-- START OF Data section --
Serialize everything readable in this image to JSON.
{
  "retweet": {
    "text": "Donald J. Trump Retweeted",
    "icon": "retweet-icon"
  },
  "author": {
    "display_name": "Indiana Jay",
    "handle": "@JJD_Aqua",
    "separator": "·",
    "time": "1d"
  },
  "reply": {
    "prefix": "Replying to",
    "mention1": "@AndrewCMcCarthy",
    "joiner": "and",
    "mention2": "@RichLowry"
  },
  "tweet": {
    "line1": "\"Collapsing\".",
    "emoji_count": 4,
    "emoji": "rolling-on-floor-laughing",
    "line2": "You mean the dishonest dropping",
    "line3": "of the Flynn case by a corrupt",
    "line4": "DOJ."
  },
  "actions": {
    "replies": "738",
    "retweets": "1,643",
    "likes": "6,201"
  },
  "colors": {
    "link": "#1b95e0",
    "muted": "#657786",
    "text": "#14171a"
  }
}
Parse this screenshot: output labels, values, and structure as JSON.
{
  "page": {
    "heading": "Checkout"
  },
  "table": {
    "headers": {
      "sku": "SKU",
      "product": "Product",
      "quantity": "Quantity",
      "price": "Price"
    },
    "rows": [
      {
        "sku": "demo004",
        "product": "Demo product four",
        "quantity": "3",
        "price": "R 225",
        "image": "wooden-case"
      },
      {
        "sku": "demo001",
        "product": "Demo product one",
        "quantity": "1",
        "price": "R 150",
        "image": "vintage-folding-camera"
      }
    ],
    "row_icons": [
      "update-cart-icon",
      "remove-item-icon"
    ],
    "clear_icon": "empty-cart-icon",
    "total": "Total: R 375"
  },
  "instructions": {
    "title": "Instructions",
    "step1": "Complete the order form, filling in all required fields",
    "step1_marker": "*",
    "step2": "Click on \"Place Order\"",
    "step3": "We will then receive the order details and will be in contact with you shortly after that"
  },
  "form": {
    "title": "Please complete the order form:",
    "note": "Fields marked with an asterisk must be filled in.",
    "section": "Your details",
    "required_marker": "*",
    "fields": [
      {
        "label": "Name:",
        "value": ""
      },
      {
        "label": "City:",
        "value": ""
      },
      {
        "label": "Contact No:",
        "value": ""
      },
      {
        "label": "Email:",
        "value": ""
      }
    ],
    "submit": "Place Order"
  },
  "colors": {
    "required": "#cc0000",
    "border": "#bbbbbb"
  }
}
-- END OF Data section --
• Do this:
Count each line with "image" in it and report that figure by itself.

• Written solution:
3